▼

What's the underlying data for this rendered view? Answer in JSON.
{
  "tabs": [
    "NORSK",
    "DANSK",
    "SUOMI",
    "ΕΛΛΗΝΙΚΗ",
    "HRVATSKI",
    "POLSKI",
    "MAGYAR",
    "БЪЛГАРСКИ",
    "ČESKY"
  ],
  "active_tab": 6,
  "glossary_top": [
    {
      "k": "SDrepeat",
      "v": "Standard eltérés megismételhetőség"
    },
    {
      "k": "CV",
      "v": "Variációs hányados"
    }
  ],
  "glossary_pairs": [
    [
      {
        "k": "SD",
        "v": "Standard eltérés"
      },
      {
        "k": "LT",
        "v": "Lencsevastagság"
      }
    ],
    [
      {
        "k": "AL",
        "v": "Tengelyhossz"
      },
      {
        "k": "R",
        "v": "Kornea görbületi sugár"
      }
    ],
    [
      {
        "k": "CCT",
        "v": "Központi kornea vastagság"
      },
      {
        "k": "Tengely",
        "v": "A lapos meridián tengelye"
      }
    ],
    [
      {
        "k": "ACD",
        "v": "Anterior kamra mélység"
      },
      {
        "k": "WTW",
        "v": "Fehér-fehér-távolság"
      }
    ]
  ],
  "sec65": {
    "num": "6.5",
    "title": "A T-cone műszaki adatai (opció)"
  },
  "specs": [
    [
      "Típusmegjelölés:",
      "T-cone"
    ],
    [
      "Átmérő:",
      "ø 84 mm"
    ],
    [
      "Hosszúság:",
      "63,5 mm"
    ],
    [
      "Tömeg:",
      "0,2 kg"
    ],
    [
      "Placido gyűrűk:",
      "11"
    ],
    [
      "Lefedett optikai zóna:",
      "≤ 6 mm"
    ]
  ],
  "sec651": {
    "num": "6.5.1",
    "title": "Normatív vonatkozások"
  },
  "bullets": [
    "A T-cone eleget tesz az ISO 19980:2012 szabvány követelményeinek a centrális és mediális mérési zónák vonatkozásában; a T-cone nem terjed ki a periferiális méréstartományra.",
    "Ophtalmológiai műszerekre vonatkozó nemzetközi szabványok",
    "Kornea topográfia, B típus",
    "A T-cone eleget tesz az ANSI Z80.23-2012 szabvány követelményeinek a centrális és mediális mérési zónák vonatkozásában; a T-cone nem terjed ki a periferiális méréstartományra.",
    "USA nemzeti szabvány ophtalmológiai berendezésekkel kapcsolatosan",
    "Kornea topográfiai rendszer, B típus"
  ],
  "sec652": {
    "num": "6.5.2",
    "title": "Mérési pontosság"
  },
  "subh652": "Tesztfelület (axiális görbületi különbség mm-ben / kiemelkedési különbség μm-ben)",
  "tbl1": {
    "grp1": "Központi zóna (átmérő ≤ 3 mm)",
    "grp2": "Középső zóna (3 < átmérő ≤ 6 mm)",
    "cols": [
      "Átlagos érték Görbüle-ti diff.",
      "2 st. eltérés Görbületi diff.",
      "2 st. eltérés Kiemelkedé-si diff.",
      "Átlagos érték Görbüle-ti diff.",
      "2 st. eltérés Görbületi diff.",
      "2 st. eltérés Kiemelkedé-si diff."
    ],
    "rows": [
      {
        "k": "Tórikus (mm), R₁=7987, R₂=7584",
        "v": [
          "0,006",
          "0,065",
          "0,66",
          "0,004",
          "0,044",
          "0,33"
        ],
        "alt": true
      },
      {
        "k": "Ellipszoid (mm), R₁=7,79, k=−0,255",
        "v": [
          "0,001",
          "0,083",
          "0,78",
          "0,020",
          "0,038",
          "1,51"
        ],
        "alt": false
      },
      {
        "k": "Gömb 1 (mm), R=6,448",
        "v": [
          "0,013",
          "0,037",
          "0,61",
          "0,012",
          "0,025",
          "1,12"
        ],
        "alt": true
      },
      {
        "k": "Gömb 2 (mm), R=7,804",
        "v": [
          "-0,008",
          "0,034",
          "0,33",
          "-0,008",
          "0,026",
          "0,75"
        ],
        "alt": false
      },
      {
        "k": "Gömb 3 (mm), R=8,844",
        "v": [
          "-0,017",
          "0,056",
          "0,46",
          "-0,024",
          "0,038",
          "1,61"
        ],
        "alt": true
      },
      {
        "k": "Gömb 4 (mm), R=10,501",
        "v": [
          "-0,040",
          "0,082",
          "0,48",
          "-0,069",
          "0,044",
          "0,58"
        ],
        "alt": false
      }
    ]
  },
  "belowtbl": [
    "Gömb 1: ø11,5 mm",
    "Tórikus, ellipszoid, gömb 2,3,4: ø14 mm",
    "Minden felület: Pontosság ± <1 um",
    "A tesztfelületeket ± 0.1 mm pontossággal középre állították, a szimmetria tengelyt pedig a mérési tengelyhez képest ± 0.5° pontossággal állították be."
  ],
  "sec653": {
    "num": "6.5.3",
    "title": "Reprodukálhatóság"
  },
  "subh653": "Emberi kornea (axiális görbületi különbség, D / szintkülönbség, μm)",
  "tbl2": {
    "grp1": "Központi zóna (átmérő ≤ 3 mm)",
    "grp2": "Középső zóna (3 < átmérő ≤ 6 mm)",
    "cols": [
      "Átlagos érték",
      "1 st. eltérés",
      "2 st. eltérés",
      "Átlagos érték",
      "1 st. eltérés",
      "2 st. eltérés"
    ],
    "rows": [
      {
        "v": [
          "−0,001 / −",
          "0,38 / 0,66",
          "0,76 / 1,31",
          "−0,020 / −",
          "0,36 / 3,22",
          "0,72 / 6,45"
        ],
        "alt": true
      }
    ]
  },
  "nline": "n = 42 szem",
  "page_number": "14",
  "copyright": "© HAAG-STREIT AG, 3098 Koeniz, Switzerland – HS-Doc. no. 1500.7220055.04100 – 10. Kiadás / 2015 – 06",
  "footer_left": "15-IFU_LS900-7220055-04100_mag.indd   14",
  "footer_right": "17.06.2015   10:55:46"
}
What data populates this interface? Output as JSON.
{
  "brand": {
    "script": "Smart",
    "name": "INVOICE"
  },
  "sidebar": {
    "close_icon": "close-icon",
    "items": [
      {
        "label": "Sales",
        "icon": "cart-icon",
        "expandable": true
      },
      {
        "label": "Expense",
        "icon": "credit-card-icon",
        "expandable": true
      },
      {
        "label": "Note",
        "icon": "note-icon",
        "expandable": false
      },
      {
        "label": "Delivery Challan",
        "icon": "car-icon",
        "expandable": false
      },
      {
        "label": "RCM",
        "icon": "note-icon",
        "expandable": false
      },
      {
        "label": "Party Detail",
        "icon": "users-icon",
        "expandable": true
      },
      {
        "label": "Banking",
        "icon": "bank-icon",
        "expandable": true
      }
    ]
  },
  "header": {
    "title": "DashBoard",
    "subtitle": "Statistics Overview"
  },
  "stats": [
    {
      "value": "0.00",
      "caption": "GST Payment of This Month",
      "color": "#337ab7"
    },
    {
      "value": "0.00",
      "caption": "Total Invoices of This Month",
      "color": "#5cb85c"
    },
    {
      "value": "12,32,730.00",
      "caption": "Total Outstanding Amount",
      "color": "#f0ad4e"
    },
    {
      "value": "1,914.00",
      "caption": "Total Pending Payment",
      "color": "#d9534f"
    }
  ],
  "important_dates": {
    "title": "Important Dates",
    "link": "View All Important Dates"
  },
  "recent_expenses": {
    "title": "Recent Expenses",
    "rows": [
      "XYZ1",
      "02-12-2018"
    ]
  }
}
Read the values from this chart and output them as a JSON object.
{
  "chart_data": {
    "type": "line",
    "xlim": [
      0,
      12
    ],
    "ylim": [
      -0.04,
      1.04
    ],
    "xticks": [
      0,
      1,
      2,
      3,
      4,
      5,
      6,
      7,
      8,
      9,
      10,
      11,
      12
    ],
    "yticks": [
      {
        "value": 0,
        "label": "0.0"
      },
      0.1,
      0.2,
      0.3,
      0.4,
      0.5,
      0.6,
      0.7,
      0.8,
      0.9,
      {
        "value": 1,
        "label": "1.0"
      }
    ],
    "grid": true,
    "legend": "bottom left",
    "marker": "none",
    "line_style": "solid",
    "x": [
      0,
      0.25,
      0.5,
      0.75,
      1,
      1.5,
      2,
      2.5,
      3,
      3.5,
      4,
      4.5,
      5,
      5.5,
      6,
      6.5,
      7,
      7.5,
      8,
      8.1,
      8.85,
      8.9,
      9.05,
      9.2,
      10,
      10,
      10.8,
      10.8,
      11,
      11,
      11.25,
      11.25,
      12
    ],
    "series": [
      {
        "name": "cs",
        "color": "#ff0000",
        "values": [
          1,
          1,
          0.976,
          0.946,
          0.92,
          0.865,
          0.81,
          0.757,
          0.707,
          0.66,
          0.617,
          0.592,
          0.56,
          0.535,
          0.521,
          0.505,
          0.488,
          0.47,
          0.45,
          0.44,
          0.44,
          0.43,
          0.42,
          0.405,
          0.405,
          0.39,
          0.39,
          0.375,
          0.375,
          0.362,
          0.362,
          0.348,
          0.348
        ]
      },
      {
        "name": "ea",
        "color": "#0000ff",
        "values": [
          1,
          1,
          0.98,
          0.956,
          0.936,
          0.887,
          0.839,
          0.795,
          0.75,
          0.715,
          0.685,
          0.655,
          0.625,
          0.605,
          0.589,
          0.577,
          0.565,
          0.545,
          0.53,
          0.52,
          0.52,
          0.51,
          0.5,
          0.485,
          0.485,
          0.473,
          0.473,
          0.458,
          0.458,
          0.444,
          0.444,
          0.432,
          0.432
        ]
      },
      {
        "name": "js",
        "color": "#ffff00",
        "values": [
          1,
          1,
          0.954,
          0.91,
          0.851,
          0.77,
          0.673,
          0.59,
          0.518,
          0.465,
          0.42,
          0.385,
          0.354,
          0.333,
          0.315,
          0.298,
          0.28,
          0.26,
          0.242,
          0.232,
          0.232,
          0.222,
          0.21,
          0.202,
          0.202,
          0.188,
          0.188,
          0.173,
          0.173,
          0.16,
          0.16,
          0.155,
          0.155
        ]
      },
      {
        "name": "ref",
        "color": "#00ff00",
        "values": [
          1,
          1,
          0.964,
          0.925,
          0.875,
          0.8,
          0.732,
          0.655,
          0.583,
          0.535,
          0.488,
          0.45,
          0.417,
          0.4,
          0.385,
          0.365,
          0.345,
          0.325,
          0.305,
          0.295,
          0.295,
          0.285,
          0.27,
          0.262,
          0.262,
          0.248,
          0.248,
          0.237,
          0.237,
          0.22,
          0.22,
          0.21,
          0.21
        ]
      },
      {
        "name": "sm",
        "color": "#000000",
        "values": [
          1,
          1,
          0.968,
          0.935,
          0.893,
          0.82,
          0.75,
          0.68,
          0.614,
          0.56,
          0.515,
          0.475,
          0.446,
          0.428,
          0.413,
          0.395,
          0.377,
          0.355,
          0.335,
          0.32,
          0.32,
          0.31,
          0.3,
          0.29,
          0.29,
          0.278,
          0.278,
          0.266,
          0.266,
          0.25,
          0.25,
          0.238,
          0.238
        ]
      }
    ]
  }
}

▲

● **PROBLEM TO SOLVE**
Search the data above for the word "name", then gather each line in which it appears.

● **RESULT OF THE TASK**
    "name": "INVOICE"
        "name": "cs",
        "name": "ea",
        "name": "js",
        "name": "ref",
        "name": "sm",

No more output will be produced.